START Document text
IF the merchants would go for this, it may be the best payment design on the planet.. as it would give a way to provide discounts and rebates within the POS system. Integrating with the POS would completely disrupt the processor/payment terminal process, and we would begin to realize the “power of tokens”.

5 thoughts on “Paypal at Crossroads (? buying Blackhawk)”

  1. Blackhawk only reaches 100k locations and 500 content providers. PayPal was able to exceed that on their own in a year with their “complete joke” of a POS strategy. And in the meantime PayPal (and others) are busy demolishing Blackhawk’s current business which is physical gift cards. PayPal buying HAWK would be like AMZN buying Borders to get a brick&mortars strategy going.

    1. Think we are talking apples and oranges. In 2013, Blackhawk processed a total load value of $9.9 billion and over 240 million load transactions. Their Retail network connects to more than 650 content providers and over 180,000 active retail distribution locations. From their 10-Q cards from leading consumer brands such as, Applebee’s, iTunes, Lowe’s, Macy’s and Starbucks and from leading network card associations such as American Express, Discover, MasterCard and Visa. We also distribute prepaid telecom products offered by leading prepaid wireless telecom brands. In addition, we distribute GPR cards provided by Green Dot and NetSpend, the industry leaders in this product category, as well as PayPower, our own GPR card. Reloadit, our proprietary reload network, allows consumers to reload funds onto certain of their previously purchased GPR cards. We also offer innovative prepaid solutions including functionality and connectivity for digital wallet products within the rapidly growing digital payments space as well as an online gift card exchange called Cardpool.

      The blackhawk numbers above actually UNDERSTATE the Pre-paid volume it ENABLES as it serves as the “activation only” network for many other cards.
END Document text
START Extracted data
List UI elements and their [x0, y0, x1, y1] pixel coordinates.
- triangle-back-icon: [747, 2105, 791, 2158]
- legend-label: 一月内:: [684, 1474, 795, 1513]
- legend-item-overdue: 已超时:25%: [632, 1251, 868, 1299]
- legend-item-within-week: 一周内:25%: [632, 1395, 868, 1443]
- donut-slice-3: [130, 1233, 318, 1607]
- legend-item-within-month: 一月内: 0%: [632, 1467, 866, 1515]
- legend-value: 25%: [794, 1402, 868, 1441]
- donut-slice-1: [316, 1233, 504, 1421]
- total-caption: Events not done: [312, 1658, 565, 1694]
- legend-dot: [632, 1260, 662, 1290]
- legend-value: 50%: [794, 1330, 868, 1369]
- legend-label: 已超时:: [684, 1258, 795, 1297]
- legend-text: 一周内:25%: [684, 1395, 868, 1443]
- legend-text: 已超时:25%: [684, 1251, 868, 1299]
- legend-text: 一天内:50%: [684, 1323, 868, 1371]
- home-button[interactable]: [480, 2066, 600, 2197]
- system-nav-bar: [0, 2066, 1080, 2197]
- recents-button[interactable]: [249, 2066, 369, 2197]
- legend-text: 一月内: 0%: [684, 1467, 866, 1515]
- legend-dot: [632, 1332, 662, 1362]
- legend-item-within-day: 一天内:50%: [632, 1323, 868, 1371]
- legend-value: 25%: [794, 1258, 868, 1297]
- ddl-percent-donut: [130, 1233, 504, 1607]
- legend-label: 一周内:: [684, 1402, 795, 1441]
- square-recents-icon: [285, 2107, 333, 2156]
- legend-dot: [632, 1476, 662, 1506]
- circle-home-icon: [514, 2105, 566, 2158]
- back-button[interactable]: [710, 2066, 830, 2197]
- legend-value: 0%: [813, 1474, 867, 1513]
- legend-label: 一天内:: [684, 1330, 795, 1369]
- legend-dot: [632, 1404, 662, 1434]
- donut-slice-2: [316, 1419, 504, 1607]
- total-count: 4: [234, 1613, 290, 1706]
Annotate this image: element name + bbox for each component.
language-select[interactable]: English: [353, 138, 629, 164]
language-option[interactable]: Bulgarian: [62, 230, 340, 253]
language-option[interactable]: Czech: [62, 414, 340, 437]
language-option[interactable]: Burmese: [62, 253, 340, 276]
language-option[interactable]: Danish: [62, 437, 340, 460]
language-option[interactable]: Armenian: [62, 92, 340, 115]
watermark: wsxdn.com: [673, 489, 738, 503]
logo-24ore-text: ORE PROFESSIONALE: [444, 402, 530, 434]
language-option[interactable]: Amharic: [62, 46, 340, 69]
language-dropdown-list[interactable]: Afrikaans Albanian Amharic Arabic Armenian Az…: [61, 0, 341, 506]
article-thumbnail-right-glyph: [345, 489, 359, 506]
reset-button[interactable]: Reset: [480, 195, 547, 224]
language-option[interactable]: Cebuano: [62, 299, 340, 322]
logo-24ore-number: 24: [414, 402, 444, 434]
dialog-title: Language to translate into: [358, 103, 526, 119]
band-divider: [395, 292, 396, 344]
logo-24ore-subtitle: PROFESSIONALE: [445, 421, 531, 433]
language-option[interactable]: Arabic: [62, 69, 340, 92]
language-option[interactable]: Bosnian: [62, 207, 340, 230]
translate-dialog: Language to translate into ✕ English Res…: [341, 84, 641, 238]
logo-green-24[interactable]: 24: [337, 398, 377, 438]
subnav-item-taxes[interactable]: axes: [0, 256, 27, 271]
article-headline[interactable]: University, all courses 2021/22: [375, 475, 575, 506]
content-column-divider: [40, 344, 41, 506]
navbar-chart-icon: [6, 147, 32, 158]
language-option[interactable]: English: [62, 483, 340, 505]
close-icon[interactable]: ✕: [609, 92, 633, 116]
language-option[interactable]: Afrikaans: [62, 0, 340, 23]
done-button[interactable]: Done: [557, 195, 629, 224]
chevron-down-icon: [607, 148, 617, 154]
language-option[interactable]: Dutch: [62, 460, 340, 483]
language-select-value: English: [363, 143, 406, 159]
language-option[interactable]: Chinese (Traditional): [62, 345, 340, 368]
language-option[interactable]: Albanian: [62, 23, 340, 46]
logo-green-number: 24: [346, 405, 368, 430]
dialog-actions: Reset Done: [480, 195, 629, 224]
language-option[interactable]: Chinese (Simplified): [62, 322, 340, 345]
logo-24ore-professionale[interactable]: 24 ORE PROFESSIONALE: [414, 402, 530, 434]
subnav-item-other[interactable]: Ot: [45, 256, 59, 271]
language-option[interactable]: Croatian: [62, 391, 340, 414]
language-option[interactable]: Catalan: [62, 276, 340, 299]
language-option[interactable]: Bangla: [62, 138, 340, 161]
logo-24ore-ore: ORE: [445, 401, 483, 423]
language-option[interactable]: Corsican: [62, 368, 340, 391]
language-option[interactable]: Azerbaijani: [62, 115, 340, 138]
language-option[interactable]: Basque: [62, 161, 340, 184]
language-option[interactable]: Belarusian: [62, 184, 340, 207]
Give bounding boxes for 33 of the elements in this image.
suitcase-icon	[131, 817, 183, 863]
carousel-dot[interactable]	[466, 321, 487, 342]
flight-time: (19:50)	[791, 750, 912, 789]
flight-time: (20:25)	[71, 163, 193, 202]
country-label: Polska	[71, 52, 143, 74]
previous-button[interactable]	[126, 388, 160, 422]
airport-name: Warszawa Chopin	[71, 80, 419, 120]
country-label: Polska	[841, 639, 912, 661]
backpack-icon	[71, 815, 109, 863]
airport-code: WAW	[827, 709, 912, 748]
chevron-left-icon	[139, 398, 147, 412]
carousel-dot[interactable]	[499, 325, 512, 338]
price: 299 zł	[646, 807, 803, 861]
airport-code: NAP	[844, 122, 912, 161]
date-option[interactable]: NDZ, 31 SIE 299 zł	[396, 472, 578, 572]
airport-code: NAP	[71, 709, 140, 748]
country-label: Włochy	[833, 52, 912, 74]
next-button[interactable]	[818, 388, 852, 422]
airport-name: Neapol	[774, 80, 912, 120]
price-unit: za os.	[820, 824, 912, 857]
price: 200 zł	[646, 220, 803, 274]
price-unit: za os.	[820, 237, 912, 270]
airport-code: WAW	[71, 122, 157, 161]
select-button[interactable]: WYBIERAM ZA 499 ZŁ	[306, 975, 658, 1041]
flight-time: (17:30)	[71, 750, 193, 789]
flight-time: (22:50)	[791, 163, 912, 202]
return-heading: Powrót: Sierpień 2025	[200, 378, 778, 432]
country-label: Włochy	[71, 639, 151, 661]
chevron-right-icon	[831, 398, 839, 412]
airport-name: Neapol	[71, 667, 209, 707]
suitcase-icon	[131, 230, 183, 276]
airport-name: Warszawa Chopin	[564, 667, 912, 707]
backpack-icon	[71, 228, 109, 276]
END Extracted data
Work request: Please copy everything from "The blackhawk numbers" down to "many other cards." in the text on PayPal and Blackhawk, word for word.

Problem solution:
The blackhawk numbers above actually UNDERSTATE the Pre-paid volume it ENABLES as it serves as the “activation only” network for many other cards.